## Written problem
Check each line of the listing for the word "being" and report how many lines contain it, giving nothing but the number.

-- START Given records --

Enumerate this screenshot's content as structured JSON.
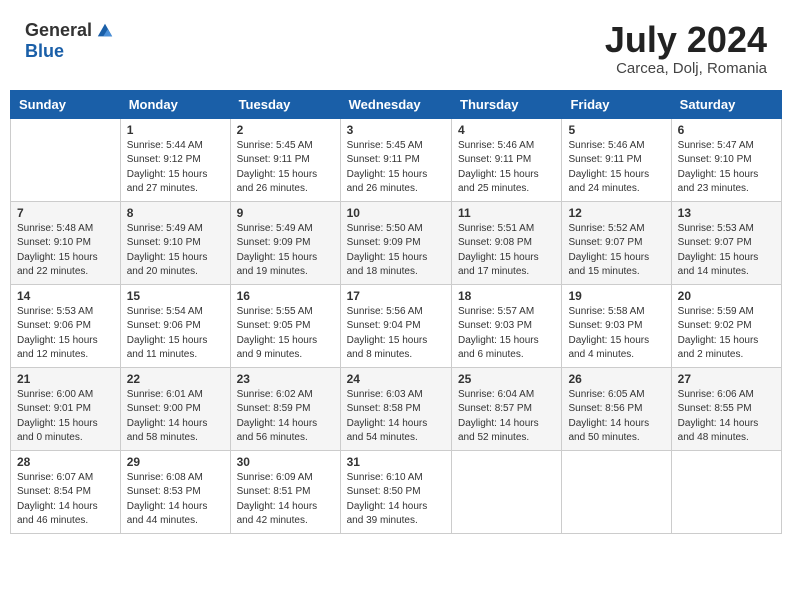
{
  "header": {
    "logo_general": "General",
    "logo_blue": "Blue",
    "month_year": "July 2024",
    "location": "Carcea, Dolj, Romania"
  },
  "days_of_week": [
    "Sunday",
    "Monday",
    "Tuesday",
    "Wednesday",
    "Thursday",
    "Friday",
    "Saturday"
  ],
  "weeks": [
    [
      {
        "day": "",
        "info": ""
      },
      {
        "day": "1",
        "info": "Sunrise: 5:44 AM\nSunset: 9:12 PM\nDaylight: 15 hours\nand 27 minutes."
      },
      {
        "day": "2",
        "info": "Sunrise: 5:45 AM\nSunset: 9:11 PM\nDaylight: 15 hours\nand 26 minutes."
      },
      {
        "day": "3",
        "info": "Sunrise: 5:45 AM\nSunset: 9:11 PM\nDaylight: 15 hours\nand 26 minutes."
      },
      {
        "day": "4",
        "info": "Sunrise: 5:46 AM\nSunset: 9:11 PM\nDaylight: 15 hours\nand 25 minutes."
      },
      {
        "day": "5",
        "info": "Sunrise: 5:46 AM\nSunset: 9:11 PM\nDaylight: 15 hours\nand 24 minutes."
      },
      {
        "day": "6",
        "info": "Sunrise: 5:47 AM\nSunset: 9:10 PM\nDaylight: 15 hours\nand 23 minutes."
      }
    ],
    [
      {
        "day": "7",
        "info": "Sunrise: 5:48 AM\nSunset: 9:10 PM\nDaylight: 15 hours\nand 22 minutes."
      },
      {
        "day": "8",
        "info": "Sunrise: 5:49 AM\nSunset: 9:10 PM\nDaylight: 15 hours\nand 20 minutes."
      },
      {
        "day": "9",
        "info": "Sunrise: 5:49 AM\nSunset: 9:09 PM\nDaylight: 15 hours\nand 19 minutes."
      },
      {
        "day": "10",
        "info": "Sunrise: 5:50 AM\nSunset: 9:09 PM\nDaylight: 15 hours\nand 18 minutes."
      },
      {
        "day": "11",
        "info": "Sunrise: 5:51 AM\nSunset: 9:08 PM\nDaylight: 15 hours\nand 17 minutes."
      },
      {
        "day": "12",
        "info": "Sunrise: 5:52 AM\nSunset: 9:07 PM\nDaylight: 15 hours\nand 15 minutes."
      },
      {
        "day": "13",
        "info": "Sunrise: 5:53 AM\nSunset: 9:07 PM\nDaylight: 15 hours\nand 14 minutes."
      }
    ],
    [
      {
        "day": "14",
        "info": "Sunrise: 5:53 AM\nSunset: 9:06 PM\nDaylight: 15 hours\nand 12 minutes."
      },
      {
        "day": "15",
        "info": "Sunrise: 5:54 AM\nSunset: 9:06 PM\nDaylight: 15 hours\nand 11 minutes."
      },
      {
        "day": "16",
        "info": "Sunrise: 5:55 AM\nSunset: 9:05 PM\nDaylight: 15 hours\nand 9 minutes."
      },
      {
        "day": "17",
        "info": "Sunrise: 5:56 AM\nSunset: 9:04 PM\nDaylight: 15 hours\nand 8 minutes."
      },
      {
        "day": "18",
        "info": "Sunrise: 5:57 AM\nSunset: 9:03 PM\nDaylight: 15 hours\nand 6 minutes."
      },
      {
        "day": "19",
        "info": "Sunrise: 5:58 AM\nSunset: 9:03 PM\nDaylight: 15 hours\nand 4 minutes."
      },
      {
        "day": "20",
        "info": "Sunrise: 5:59 AM\nSunset: 9:02 PM\nDaylight: 15 hours\nand 2 minutes."
      }
    ],
    [
      {
        "day": "21",
        "info": "Sunrise: 6:00 AM\nSunset: 9:01 PM\nDaylight: 15 hours\nand 0 minutes."
      },
      {
        "day": "22",
        "info": "Sunrise: 6:01 AM\nSunset: 9:00 PM\nDaylight: 14 hours\nand 58 minutes."
      },
      {
        "day": "23",
        "info": "Sunrise: 6:02 AM\nSunset: 8:59 PM\nDaylight: 14 hours\nand 56 minutes."
      },
      {
        "day": "24",
        "info": "Sunrise: 6:03 AM\nSunset: 8:58 PM\nDaylight: 14 hours\nand 54 minutes."
      },
      {
        "day": "25",
        "info": "Sunrise: 6:04 AM\nSunset: 8:57 PM\nDaylight: 14 hours\nand 52 minutes."
      },
      {
        "day": "26",
        "info": "Sunrise: 6:05 AM\nSunset: 8:56 PM\nDaylight: 14 hours\nand 50 minutes."
      },
      {
        "day": "27",
        "info": "Sunrise: 6:06 AM\nSunset: 8:55 PM\nDaylight: 14 hours\nand 48 minutes."
      }
    ],
    [
      {
        "day": "28",
        "info": "Sunrise: 6:07 AM\nSunset: 8:54 PM\nDaylight: 14 hours\nand 46 minutes."
      },
      {
        "day": "29",
        "info": "Sunrise: 6:08 AM\nSunset: 8:53 PM\nDaylight: 14 hours\nand 44 minutes."
      },
      {
        "day": "30",
        "info": "Sunrise: 6:09 AM\nSunset: 8:51 PM\nDaylight: 14 hours\nand 42 minutes."
      },
      {
        "day": "31",
        "info": "Sunrise: 6:10 AM\nSunset: 8:50 PM\nDaylight: 14 hours\nand 39 minutes."
      },
      {
        "day": "",
        "info": ""
      },
      {
        "day": "",
        "info": ""
      },
      {
        "day": "",
        "info": ""
      }
    ]
  ]
}
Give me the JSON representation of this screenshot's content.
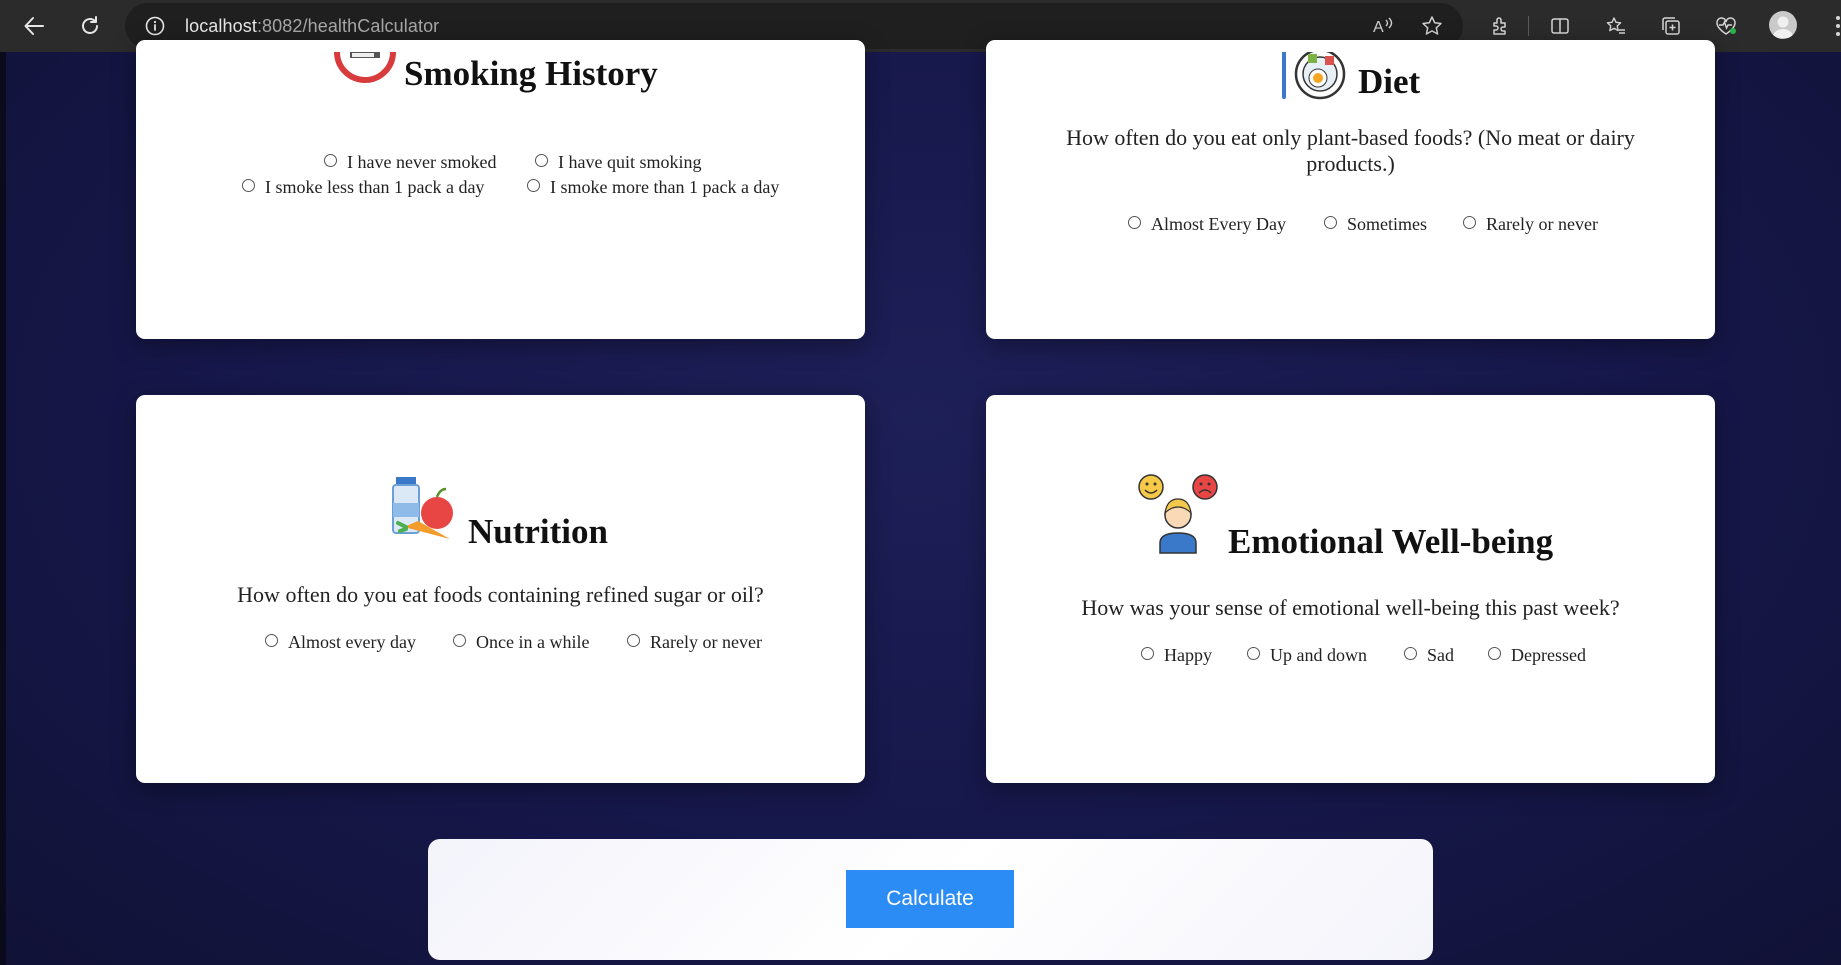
{
  "browser": {
    "url_host": "localhost",
    "url_path": ":8082/healthCalculator"
  },
  "cards": {
    "smoking": {
      "title": "Smoking History",
      "options": [
        "I have never smoked",
        "I have quit smoking",
        "I smoke less than 1 pack a day",
        "I smoke more than 1 pack a day"
      ]
    },
    "diet": {
      "title": "Diet",
      "question": "How often do you eat only plant-based foods? (No meat or dairy products.)",
      "options": [
        "Almost Every Day",
        "Sometimes",
        "Rarely or never"
      ]
    },
    "nutrition": {
      "title": "Nutrition",
      "question": "How often do you eat foods containing refined sugar or oil?",
      "options": [
        "Almost every day",
        "Once in a while",
        "Rarely or never"
      ]
    },
    "emotional": {
      "title": "Emotional Well-being",
      "question": "How was your sense of emotional well-being this past week?",
      "options": [
        "Happy",
        "Up and down",
        "Sad",
        "Depressed"
      ]
    }
  },
  "calculate_label": "Calculate",
  "colors": {
    "page_background": "#161844",
    "card_background": "#ffffff",
    "button_accent": "#2a8cf4"
  }
}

-- END Given records --

## The answer
2